• [GIVEN INSTRUCTION]: Find each line with the word "heading" in it, then give the total alone.

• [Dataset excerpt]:
• • • • •

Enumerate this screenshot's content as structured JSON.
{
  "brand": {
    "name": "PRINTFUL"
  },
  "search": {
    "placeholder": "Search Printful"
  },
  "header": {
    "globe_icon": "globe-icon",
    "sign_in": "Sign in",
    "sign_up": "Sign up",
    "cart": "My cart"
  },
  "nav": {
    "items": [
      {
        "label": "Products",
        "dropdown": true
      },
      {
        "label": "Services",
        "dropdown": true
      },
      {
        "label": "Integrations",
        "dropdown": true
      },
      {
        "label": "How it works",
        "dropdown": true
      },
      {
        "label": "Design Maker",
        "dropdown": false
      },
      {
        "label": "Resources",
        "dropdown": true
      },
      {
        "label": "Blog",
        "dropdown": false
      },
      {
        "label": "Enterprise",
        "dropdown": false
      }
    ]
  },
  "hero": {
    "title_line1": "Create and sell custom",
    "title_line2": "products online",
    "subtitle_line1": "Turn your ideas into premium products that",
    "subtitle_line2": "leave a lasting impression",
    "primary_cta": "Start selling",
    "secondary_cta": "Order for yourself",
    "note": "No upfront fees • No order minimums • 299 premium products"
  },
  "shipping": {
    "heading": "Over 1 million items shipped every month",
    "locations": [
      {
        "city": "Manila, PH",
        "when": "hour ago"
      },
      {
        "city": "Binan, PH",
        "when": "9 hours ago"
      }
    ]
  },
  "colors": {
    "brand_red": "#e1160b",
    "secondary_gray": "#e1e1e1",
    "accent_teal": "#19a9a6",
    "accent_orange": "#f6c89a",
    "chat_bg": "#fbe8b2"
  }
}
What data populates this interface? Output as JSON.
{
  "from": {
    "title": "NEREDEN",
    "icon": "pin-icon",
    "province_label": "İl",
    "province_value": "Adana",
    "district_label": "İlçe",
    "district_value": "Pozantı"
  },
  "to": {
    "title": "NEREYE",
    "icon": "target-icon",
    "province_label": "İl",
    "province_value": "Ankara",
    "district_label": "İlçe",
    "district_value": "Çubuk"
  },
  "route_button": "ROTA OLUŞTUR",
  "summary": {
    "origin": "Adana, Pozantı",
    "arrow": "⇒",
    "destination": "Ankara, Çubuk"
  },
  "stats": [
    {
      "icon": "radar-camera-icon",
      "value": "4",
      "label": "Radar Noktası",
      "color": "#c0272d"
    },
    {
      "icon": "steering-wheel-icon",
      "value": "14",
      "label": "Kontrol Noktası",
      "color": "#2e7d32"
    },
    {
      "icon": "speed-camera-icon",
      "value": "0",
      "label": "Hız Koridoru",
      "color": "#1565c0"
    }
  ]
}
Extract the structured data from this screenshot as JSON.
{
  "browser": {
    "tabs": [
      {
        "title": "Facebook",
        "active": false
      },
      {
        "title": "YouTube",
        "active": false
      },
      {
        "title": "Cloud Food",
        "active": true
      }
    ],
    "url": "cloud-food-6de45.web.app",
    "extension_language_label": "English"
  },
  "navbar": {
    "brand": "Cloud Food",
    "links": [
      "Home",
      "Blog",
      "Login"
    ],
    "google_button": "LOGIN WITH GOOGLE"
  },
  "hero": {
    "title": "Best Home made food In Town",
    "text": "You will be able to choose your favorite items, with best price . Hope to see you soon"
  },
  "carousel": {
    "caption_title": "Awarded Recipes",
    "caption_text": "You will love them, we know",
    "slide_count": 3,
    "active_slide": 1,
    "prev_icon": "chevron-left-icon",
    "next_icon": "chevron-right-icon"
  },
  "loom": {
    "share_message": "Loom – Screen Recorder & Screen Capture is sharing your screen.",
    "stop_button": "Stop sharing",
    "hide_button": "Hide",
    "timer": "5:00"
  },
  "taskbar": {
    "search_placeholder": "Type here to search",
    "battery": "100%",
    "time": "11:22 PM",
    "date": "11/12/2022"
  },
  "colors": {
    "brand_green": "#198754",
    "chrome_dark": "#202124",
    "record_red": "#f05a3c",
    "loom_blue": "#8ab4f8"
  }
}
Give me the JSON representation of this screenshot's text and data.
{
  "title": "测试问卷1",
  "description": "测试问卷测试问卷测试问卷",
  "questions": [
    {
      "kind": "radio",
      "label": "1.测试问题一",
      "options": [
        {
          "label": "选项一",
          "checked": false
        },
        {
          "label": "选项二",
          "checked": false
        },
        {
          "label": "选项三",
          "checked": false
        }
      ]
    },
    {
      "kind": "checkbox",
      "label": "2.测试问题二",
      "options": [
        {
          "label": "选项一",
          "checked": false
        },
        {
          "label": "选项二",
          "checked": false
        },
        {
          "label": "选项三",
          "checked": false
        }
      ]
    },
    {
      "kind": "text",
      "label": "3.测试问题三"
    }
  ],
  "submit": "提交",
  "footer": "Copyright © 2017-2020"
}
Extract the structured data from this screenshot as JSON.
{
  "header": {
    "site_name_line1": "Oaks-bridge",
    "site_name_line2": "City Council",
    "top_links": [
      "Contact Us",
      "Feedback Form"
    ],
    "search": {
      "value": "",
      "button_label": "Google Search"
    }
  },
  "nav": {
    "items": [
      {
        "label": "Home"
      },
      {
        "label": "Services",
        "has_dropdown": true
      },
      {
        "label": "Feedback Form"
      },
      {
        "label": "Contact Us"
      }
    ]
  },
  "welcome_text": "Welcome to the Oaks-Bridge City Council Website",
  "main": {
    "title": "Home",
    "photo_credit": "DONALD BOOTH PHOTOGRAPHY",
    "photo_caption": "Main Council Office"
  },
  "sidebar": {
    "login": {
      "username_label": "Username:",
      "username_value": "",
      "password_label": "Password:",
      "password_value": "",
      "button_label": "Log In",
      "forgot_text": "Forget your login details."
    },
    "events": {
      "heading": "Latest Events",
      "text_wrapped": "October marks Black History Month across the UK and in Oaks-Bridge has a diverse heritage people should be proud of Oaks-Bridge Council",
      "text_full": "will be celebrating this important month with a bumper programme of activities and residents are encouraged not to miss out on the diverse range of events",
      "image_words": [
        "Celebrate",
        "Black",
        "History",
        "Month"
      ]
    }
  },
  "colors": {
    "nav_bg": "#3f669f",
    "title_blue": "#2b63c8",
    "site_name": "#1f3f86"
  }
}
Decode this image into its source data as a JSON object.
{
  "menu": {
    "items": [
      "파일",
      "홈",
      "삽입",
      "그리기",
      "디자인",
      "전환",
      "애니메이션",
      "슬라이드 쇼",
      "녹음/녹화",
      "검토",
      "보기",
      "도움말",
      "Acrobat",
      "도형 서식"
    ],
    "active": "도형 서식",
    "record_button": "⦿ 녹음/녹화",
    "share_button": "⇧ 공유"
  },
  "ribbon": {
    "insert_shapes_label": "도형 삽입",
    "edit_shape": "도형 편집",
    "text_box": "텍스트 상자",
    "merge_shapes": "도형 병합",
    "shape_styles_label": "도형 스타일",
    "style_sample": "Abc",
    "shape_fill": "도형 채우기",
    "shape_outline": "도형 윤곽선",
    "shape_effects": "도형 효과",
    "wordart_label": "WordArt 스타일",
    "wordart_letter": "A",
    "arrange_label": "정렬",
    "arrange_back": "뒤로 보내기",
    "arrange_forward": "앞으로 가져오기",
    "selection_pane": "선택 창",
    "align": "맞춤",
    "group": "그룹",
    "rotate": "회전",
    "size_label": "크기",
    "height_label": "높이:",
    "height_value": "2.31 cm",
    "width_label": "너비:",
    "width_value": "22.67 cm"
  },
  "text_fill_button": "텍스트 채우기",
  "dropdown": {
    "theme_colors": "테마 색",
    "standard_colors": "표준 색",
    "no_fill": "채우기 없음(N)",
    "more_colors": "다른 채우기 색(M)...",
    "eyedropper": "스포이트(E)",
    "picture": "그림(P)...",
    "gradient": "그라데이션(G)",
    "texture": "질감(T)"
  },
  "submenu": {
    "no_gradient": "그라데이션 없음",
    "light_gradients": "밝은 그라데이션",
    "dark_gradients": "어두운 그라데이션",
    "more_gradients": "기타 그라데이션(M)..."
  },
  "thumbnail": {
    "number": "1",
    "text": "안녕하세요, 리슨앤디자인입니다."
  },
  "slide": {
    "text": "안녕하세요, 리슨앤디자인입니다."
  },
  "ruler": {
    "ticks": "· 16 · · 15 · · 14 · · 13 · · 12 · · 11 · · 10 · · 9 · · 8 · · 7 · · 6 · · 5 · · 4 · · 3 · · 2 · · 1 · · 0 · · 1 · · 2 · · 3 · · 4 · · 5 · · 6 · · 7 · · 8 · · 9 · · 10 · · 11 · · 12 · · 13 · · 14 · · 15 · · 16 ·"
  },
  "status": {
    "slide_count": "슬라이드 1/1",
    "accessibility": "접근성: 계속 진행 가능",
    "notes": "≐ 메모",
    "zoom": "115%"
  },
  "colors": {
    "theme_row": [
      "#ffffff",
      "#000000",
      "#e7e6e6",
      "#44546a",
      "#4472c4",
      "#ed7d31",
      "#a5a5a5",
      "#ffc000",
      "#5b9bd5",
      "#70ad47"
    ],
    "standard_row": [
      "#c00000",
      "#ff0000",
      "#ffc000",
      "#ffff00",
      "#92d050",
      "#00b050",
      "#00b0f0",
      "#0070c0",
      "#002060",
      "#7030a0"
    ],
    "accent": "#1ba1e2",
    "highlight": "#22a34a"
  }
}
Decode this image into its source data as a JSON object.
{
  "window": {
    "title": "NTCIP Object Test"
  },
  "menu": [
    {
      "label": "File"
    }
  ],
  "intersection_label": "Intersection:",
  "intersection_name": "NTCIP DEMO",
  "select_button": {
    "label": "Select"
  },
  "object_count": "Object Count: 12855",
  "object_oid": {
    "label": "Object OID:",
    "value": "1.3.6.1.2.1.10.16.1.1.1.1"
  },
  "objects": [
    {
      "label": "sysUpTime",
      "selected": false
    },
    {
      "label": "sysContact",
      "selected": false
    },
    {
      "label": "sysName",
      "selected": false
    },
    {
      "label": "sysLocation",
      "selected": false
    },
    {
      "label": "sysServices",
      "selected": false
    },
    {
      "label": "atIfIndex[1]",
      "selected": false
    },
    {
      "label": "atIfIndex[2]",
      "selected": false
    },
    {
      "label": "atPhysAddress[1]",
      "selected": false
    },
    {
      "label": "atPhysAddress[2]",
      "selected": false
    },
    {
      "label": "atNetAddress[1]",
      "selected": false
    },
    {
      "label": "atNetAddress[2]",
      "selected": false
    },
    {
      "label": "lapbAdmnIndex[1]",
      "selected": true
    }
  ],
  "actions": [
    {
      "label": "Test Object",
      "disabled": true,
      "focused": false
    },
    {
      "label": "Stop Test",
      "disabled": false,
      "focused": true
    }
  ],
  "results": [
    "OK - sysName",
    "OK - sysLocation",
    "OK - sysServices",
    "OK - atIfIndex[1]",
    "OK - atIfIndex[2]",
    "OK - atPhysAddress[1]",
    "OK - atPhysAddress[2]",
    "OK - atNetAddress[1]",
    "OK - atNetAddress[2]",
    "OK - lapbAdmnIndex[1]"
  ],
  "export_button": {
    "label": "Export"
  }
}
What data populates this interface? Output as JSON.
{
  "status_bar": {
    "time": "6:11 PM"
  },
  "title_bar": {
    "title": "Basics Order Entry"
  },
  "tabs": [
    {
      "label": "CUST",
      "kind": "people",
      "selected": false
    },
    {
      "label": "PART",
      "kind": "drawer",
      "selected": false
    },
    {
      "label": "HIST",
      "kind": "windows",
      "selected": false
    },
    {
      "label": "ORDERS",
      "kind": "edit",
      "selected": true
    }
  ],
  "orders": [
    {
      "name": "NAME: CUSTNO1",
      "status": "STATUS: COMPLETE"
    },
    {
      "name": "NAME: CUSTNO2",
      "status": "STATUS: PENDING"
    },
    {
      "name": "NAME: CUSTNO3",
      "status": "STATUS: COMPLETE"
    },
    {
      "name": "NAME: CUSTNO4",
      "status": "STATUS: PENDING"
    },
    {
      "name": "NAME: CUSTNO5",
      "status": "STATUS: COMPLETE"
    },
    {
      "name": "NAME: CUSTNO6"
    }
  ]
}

• • • • •

• [ANSWER TO THIS EXERCISE]: 2